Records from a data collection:
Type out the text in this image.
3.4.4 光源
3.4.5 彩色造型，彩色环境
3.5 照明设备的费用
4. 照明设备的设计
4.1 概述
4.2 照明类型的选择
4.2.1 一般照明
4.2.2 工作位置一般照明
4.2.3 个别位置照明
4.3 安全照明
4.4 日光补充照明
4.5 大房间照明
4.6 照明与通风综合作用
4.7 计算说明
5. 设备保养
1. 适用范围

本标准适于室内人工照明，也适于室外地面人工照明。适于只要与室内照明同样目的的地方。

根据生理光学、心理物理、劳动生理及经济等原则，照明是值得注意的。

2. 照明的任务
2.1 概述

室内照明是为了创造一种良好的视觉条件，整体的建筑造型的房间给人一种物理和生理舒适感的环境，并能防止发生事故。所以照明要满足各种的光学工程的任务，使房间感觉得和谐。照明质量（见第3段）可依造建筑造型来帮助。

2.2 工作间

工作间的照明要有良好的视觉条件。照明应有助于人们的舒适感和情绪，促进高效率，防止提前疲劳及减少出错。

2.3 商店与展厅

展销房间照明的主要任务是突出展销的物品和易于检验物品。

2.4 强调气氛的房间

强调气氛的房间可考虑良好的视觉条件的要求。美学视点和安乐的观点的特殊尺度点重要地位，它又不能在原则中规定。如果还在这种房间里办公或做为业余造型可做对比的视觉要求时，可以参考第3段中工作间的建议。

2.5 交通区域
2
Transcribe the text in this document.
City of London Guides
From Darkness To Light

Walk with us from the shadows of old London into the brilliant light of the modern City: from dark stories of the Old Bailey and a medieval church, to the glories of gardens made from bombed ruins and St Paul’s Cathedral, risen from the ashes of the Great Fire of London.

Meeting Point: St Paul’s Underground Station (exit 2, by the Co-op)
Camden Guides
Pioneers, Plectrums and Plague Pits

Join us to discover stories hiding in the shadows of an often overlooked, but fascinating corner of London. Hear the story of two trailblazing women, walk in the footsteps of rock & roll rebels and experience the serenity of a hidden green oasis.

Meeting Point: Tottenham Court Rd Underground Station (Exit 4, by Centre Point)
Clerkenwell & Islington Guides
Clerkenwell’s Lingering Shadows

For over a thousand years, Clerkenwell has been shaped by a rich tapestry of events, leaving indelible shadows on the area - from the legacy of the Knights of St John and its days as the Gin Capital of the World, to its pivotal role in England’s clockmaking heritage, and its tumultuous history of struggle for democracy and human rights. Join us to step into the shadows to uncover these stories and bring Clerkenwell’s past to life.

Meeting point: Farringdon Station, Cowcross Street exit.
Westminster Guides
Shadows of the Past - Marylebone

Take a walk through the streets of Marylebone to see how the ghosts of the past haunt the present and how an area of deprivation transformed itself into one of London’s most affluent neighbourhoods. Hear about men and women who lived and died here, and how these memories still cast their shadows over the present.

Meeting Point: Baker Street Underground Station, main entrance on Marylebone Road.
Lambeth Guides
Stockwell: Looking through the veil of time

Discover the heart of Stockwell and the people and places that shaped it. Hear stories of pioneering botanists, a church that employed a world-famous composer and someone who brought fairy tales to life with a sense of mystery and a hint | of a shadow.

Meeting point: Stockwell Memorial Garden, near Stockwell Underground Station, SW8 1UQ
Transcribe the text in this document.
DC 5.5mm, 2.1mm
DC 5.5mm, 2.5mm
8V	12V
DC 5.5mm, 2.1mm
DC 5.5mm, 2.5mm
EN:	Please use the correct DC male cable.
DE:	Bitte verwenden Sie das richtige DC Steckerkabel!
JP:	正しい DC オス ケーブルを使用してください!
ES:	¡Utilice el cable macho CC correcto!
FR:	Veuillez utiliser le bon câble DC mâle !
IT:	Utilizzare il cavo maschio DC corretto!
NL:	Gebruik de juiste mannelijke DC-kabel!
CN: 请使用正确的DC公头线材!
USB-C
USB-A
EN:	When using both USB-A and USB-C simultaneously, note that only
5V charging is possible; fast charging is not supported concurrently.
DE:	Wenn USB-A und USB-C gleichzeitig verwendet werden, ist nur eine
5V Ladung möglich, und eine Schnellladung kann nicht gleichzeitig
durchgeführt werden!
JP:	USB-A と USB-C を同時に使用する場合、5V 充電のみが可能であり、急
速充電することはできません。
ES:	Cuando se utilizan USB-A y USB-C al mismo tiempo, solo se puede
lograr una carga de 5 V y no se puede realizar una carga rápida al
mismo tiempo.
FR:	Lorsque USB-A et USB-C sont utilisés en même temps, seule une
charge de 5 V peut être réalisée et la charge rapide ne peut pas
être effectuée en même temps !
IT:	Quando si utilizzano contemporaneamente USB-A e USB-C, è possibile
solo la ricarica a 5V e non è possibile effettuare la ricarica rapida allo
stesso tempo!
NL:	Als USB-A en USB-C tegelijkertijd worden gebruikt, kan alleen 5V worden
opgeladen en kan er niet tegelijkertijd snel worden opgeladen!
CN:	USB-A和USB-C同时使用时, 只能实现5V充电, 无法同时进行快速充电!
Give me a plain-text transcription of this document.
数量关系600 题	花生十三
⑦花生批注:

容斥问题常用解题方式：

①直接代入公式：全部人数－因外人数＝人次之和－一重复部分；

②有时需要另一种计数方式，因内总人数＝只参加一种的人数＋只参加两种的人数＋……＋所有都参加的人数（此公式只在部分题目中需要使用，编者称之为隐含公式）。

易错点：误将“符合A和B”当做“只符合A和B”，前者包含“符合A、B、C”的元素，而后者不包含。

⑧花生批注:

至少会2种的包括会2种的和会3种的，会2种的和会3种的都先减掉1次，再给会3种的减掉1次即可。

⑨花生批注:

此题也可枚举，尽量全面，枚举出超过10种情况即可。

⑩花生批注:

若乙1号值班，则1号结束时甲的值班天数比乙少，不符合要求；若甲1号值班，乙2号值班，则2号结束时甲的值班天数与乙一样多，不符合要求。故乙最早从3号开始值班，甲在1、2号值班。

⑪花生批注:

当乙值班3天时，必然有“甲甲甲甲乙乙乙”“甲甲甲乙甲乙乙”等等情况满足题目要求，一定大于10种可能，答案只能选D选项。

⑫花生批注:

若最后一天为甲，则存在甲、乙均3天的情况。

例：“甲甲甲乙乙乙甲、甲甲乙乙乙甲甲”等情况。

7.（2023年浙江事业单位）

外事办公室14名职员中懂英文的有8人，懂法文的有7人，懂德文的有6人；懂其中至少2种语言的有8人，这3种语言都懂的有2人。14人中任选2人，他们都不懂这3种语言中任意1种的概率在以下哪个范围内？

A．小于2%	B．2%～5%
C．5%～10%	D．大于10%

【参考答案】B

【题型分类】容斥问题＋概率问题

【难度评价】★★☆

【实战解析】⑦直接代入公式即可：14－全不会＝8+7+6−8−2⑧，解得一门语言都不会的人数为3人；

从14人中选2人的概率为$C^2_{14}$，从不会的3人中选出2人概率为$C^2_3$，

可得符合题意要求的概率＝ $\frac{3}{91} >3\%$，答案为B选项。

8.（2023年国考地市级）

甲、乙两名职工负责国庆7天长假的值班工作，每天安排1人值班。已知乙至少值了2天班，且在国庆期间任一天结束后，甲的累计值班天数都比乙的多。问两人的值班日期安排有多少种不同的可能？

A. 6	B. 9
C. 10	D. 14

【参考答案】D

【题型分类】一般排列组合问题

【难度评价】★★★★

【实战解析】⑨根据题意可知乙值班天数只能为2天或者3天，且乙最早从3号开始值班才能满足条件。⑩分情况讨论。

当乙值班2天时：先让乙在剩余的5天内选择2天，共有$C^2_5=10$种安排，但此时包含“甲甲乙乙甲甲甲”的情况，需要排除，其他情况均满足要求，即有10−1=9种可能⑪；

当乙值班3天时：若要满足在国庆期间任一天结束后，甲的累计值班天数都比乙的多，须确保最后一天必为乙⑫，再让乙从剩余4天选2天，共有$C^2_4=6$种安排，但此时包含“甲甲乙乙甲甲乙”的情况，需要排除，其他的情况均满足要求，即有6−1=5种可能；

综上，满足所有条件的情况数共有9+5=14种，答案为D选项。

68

WHAT YOU SHOULD DO
State the number of lines that contain the string "possibile", with no other words.

SOLUTION TO THE EXERCISE
2